• TASK TO COMPLETE:
Pull each line holding "Small" out of the entries below.

┌─ PROVIDED RECORDS

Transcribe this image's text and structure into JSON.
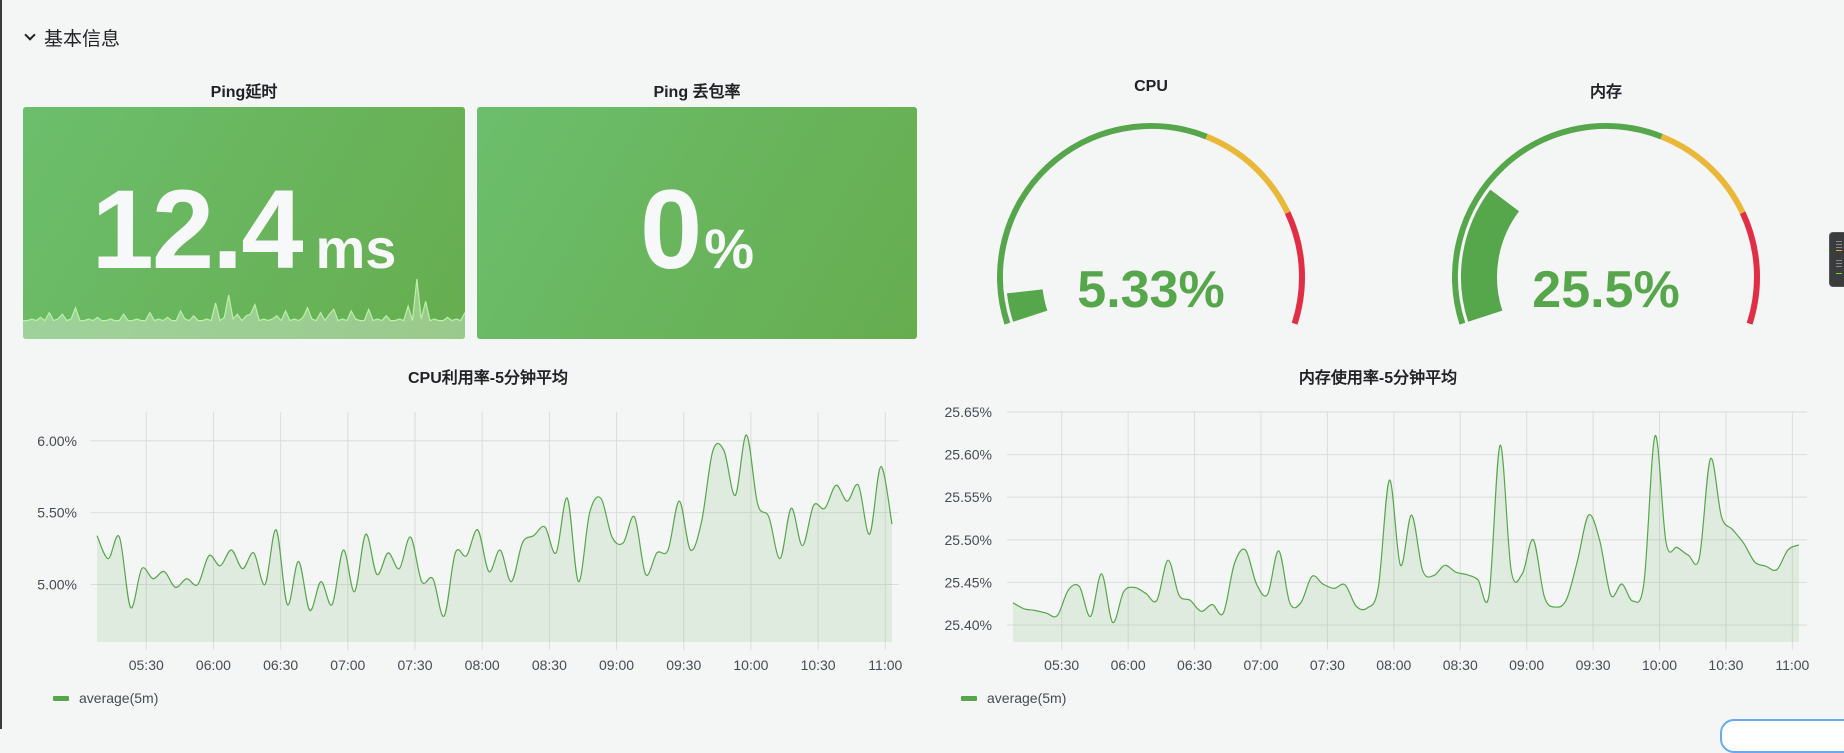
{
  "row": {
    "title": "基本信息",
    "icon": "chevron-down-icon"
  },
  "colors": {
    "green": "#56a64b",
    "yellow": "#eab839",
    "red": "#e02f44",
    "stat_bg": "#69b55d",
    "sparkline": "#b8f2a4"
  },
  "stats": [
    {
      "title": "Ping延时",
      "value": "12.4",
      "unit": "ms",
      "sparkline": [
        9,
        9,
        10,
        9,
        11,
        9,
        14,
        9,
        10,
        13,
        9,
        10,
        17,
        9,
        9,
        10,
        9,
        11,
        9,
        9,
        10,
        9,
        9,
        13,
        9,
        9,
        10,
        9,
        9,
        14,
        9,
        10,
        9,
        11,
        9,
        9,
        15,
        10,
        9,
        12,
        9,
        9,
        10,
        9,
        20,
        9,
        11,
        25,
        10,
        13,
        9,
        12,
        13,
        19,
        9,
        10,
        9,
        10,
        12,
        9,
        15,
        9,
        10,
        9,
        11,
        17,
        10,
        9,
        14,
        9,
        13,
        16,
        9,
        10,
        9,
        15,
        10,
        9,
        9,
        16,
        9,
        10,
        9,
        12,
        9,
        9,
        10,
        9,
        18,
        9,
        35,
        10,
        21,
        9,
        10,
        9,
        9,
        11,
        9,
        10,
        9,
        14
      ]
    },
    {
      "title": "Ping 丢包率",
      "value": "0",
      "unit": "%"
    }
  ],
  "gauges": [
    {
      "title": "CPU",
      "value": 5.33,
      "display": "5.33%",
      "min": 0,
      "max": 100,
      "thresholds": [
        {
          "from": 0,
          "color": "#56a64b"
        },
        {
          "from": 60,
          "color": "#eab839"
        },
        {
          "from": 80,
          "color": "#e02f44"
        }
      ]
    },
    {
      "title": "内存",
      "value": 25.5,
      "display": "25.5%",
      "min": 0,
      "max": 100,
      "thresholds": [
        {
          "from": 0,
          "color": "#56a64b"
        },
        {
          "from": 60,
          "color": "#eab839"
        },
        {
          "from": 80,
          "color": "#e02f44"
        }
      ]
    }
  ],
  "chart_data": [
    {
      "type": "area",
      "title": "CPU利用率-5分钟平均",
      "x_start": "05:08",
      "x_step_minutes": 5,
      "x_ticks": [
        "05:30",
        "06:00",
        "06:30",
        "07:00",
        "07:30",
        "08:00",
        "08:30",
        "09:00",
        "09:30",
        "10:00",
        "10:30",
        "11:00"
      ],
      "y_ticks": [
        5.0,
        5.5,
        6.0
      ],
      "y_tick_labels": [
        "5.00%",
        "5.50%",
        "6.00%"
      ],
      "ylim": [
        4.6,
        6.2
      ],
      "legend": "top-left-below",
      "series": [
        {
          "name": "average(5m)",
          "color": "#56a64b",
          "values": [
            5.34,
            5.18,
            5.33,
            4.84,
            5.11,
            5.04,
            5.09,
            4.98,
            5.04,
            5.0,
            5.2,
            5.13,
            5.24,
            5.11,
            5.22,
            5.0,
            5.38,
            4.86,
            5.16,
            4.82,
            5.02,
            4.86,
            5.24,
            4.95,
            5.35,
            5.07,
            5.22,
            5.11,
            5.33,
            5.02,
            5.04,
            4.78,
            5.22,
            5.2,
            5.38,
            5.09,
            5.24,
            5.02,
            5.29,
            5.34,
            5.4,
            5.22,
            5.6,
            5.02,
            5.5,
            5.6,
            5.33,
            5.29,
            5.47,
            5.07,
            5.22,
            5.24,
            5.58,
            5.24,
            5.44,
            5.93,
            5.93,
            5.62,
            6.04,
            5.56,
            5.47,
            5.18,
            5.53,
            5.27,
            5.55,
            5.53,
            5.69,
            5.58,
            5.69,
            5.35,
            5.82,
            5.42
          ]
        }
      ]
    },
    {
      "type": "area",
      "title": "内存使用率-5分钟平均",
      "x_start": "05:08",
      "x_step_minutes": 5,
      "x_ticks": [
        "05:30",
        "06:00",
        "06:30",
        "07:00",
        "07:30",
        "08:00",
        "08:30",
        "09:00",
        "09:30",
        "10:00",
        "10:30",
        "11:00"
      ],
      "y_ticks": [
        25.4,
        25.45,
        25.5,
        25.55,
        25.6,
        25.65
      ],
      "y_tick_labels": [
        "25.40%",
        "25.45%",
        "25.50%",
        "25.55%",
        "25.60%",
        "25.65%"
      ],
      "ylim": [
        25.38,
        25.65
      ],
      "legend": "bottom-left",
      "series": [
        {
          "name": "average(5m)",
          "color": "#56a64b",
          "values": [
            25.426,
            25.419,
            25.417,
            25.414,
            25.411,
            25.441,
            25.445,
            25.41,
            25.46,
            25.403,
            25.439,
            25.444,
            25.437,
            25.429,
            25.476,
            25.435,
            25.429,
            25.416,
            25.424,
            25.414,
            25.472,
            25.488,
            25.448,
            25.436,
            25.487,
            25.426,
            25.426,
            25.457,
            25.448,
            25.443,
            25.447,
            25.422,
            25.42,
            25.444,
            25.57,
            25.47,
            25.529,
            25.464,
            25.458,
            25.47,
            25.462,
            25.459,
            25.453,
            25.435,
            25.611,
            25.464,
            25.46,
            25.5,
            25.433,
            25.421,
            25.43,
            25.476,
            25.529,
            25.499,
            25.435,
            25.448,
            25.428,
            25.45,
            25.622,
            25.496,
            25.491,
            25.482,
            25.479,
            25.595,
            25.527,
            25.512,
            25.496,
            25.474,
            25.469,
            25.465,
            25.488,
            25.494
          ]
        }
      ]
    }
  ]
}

└─
┌─ PROVIDED RECORDS

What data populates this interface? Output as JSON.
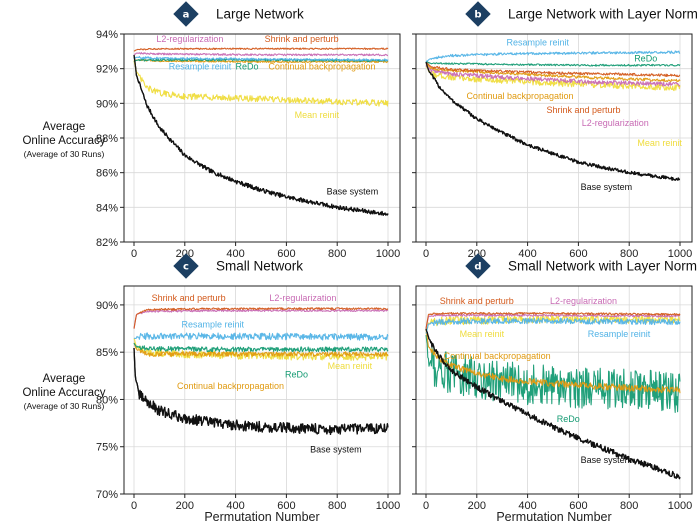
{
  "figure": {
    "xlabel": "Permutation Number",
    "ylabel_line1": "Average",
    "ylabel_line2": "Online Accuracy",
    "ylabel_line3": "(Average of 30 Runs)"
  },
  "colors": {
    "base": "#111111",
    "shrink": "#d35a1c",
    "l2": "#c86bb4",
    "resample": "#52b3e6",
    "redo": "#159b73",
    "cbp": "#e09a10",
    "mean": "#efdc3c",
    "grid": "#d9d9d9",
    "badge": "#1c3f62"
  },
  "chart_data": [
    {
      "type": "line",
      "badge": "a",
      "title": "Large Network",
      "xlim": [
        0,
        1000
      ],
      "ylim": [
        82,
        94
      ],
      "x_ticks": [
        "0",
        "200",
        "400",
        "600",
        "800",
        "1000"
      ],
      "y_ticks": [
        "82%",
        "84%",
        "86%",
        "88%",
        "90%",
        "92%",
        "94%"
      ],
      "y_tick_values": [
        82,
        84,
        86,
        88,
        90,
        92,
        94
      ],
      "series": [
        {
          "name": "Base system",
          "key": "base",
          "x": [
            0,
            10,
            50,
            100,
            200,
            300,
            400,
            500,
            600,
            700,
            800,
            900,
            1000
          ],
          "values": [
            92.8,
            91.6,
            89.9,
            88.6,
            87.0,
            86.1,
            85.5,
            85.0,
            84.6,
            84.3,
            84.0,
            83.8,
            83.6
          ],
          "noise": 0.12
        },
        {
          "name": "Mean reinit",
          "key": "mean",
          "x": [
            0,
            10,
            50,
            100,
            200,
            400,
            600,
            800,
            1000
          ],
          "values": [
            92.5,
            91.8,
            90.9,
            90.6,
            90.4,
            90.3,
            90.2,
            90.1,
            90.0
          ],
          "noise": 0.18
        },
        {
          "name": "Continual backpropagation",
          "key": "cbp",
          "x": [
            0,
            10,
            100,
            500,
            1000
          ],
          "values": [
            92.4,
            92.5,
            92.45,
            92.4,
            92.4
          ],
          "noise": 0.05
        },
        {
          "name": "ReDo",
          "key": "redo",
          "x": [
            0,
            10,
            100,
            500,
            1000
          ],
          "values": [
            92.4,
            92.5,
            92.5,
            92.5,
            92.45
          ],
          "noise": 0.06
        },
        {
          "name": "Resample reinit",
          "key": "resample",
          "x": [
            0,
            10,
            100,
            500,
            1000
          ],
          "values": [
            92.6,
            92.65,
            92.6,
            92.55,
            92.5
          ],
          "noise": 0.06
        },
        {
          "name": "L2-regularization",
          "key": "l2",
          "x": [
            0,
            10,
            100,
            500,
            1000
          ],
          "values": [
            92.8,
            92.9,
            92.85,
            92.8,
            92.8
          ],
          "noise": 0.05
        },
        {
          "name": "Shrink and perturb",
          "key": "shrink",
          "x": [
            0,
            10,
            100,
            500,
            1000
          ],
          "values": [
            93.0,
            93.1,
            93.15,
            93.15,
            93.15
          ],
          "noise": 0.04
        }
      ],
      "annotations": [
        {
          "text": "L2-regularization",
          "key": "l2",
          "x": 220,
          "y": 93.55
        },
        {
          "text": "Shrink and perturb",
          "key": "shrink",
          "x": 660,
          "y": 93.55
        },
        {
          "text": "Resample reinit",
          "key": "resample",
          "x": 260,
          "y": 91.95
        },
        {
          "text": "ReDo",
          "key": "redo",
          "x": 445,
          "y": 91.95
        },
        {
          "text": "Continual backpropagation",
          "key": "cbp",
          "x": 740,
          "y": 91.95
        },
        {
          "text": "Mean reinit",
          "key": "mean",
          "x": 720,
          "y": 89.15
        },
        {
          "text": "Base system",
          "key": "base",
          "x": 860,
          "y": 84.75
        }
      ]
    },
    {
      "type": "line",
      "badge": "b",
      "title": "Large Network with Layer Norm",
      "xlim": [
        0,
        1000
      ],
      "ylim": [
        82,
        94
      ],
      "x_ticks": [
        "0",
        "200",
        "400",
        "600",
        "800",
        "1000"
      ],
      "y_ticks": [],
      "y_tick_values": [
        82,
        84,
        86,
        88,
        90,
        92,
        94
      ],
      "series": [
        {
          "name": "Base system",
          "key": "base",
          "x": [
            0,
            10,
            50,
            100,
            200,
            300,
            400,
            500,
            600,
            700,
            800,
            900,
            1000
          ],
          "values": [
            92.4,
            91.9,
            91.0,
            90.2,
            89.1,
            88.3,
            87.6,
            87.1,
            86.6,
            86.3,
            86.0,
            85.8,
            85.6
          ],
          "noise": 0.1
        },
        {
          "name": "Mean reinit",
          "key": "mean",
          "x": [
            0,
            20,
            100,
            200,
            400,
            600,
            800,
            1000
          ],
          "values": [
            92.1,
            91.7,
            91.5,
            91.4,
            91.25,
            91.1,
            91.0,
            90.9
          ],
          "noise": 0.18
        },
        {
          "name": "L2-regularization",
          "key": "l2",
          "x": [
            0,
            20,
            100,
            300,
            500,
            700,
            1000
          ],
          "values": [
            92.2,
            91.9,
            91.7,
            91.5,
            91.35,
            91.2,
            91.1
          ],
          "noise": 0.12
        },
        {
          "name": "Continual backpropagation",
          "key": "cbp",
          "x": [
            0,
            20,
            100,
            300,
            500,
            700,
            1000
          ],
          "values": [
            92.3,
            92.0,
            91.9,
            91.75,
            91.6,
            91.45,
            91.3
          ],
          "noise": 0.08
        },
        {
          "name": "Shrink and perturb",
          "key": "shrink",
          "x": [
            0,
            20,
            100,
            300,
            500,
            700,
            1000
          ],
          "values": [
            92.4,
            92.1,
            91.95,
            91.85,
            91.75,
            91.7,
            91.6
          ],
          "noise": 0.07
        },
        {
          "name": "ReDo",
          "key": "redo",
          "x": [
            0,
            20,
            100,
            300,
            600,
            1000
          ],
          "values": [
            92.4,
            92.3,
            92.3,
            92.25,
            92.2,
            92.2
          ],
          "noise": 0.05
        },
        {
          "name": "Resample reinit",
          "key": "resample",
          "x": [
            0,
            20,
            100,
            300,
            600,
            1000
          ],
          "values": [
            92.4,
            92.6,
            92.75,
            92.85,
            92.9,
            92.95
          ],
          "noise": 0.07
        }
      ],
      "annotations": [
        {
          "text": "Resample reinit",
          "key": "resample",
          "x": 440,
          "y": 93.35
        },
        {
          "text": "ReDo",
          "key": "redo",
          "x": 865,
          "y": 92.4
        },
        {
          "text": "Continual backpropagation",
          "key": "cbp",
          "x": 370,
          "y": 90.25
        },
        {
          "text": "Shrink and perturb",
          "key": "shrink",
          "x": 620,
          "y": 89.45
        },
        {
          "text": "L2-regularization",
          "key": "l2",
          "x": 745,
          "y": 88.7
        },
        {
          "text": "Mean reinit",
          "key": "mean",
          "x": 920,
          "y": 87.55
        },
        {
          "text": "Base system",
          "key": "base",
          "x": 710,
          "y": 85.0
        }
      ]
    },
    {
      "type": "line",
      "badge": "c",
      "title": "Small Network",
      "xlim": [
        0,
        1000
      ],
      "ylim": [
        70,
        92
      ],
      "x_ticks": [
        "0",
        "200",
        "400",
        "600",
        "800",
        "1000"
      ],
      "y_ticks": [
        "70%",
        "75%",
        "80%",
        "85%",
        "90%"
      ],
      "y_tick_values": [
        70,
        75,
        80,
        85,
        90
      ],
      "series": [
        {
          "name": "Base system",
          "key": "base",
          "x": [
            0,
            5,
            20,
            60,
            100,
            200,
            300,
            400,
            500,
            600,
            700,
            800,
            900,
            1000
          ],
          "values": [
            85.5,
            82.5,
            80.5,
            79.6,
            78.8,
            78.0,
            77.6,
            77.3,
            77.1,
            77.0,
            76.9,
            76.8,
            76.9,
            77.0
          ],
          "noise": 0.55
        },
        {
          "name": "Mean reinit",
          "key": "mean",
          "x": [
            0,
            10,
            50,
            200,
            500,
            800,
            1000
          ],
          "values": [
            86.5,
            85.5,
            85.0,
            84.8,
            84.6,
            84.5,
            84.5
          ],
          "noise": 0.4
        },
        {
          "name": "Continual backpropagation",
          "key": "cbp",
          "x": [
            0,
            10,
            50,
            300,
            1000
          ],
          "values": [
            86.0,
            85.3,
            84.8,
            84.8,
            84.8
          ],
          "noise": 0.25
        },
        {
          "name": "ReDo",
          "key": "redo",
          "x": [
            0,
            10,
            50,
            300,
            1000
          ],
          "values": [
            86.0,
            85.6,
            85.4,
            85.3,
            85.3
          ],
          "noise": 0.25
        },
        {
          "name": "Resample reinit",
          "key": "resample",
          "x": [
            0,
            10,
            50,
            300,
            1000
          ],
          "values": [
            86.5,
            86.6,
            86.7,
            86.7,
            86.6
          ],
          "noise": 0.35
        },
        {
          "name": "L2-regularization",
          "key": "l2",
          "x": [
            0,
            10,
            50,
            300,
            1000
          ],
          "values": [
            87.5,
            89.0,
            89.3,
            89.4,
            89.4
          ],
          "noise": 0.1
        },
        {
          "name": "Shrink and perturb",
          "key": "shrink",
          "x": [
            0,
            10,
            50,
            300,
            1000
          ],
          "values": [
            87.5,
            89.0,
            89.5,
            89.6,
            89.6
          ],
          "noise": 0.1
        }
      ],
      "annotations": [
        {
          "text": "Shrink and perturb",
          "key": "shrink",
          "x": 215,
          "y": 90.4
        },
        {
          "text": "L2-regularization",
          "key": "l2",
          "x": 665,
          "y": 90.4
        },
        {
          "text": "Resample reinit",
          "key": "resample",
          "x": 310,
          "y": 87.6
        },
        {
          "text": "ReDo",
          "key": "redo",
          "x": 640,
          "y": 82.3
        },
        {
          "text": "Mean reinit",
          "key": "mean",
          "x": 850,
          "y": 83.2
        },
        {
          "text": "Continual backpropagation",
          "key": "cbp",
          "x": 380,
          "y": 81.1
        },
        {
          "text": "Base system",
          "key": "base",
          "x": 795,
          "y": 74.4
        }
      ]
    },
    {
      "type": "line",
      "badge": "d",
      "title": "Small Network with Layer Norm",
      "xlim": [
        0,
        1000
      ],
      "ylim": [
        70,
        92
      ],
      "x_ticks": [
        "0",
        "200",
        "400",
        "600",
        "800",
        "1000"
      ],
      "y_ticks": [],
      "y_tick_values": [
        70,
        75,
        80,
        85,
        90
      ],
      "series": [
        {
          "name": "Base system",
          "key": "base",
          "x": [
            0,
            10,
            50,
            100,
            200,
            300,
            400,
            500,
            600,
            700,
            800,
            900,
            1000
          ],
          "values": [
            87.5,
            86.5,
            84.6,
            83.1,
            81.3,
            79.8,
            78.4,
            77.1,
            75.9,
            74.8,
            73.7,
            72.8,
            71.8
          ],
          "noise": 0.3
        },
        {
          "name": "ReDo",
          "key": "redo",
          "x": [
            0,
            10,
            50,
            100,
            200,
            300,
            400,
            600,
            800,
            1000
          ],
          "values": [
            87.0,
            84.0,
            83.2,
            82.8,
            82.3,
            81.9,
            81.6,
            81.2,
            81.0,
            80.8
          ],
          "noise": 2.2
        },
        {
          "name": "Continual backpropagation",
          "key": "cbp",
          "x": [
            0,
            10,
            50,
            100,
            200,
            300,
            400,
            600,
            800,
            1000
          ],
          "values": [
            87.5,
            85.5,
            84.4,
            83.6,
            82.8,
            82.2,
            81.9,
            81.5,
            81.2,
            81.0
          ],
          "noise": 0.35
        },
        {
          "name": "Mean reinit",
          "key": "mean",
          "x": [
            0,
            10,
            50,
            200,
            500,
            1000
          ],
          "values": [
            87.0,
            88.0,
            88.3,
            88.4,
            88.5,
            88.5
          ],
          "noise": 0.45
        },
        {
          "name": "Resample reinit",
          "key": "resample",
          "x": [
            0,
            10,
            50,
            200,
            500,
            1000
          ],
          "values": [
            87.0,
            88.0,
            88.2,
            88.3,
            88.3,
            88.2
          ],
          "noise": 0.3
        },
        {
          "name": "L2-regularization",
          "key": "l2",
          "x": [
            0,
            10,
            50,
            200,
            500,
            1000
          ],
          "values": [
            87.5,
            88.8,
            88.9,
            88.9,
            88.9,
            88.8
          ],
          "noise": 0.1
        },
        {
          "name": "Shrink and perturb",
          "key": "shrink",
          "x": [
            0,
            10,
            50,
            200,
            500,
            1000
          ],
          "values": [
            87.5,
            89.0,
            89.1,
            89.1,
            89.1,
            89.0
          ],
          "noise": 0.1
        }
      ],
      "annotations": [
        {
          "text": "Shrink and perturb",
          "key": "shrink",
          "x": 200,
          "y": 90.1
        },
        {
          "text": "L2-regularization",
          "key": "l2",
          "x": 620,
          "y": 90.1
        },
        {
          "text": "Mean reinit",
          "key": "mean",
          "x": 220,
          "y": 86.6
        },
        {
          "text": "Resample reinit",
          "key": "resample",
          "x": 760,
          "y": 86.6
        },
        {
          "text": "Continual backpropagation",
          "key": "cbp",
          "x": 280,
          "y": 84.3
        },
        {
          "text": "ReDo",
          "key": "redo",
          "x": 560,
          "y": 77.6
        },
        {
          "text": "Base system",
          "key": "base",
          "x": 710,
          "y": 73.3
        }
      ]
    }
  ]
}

└─

• CORRECT ANSWER:
      "title": "Small Network",
      "title": "Small Network with Layer Norm",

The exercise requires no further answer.